Check every line below for the string "JSON", and copy the lines that contain it.

### Data shown

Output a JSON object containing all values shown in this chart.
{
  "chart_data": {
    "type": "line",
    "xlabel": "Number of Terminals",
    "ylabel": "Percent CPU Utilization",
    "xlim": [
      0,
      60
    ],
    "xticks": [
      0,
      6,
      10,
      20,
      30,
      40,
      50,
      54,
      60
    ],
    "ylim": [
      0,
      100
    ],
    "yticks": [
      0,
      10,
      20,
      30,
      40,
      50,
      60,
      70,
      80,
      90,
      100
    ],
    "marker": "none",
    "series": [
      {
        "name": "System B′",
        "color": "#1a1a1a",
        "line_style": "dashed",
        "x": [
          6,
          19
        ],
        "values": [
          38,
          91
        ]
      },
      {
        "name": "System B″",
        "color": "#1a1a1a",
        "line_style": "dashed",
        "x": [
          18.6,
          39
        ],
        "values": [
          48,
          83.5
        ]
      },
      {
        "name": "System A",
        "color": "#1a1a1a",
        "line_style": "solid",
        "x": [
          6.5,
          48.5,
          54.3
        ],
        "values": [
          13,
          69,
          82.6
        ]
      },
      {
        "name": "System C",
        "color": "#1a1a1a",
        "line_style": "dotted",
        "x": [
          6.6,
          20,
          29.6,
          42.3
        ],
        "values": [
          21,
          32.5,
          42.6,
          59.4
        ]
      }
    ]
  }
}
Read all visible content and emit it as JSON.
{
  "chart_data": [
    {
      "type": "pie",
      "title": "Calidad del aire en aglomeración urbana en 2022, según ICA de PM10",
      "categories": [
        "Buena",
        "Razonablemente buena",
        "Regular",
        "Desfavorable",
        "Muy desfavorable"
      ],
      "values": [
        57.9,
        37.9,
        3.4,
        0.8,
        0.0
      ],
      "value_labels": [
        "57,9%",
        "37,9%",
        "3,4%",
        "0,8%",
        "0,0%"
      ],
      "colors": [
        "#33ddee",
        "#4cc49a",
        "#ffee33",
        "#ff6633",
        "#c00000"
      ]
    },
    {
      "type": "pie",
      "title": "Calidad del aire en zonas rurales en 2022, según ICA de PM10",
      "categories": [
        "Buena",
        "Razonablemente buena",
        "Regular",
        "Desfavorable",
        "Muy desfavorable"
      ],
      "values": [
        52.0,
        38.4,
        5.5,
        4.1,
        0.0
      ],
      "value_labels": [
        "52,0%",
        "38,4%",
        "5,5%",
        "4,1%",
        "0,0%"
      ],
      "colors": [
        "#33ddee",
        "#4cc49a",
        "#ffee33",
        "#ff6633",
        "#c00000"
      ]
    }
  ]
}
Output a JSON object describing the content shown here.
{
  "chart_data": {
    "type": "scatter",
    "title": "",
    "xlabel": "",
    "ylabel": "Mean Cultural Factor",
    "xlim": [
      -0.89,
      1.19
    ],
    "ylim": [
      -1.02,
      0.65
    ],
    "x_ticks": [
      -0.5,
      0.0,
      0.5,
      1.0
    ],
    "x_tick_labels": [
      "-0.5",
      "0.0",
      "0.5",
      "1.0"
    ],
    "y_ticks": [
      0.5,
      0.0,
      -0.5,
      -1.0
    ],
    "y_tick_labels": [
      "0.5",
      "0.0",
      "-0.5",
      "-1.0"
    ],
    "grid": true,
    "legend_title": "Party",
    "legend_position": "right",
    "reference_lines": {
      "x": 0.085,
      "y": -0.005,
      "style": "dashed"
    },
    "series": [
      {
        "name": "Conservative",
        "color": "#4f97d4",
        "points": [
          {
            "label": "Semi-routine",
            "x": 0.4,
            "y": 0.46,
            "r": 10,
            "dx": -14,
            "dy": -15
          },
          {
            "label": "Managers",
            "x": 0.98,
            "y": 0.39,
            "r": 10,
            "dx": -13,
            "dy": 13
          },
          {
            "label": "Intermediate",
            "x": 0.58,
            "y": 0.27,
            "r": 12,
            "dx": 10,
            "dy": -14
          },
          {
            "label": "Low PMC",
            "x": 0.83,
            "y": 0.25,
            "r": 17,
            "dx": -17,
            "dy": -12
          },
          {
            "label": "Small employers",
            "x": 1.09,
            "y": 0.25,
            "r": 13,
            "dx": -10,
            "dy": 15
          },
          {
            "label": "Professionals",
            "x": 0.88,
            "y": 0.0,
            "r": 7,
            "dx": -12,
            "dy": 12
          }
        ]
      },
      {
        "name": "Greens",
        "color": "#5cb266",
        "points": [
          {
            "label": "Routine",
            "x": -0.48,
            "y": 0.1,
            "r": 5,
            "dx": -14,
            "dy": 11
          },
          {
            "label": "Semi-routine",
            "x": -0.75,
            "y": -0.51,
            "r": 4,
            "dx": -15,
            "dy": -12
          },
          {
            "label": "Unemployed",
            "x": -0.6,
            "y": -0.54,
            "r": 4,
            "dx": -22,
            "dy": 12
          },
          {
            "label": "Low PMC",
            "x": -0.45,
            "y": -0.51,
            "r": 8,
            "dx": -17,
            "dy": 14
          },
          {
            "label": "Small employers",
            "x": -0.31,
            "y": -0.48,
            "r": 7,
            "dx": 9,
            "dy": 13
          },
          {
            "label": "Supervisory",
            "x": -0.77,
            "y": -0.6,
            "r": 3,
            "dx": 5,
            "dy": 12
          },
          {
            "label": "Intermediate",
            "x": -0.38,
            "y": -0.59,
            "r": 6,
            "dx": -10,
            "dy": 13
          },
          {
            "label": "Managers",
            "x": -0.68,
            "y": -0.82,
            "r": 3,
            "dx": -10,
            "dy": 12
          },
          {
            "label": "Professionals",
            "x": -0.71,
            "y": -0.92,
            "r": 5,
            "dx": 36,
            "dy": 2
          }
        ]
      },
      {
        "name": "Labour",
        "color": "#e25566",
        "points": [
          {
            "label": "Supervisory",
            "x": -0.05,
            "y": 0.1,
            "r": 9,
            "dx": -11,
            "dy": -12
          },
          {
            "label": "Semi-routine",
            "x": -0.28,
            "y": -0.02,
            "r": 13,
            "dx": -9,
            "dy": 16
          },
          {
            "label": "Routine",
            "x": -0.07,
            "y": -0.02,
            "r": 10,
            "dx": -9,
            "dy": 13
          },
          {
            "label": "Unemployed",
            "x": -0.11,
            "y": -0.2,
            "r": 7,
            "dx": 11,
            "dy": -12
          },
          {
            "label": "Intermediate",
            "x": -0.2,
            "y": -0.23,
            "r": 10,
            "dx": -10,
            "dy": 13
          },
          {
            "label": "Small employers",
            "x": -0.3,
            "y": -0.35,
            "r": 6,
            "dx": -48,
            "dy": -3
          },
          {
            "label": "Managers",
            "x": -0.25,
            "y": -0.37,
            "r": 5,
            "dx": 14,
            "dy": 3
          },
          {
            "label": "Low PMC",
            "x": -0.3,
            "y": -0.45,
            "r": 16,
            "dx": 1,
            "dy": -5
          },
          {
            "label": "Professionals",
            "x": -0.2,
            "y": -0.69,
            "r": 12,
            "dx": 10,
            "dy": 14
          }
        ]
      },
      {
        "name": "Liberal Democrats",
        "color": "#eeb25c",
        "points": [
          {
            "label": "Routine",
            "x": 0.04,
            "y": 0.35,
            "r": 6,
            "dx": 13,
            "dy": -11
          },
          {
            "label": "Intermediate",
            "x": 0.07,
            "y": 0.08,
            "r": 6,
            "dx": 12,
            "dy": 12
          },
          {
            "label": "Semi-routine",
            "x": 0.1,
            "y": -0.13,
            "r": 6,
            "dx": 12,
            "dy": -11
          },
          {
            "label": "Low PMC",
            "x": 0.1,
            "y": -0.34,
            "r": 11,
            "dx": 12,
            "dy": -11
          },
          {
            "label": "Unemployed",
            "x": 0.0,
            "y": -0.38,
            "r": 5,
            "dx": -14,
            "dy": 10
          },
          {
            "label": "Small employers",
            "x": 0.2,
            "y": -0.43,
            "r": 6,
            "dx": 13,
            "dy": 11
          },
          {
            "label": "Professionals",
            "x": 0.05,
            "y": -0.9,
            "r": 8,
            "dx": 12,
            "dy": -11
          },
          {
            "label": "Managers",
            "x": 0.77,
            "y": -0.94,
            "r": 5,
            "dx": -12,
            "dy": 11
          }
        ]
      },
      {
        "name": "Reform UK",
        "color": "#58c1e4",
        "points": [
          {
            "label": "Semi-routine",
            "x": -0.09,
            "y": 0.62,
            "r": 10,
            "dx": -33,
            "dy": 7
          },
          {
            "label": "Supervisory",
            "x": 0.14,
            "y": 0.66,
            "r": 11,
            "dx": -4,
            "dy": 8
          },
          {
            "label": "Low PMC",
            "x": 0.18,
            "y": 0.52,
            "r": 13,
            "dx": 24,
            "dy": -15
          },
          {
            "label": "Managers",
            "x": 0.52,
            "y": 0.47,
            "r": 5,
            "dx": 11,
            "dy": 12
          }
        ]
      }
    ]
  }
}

######

The response –
Output a JSON object containing all values shown in this chart.
Read all visible content and emit it as JSON.
Output a JSON object describing the content shown here.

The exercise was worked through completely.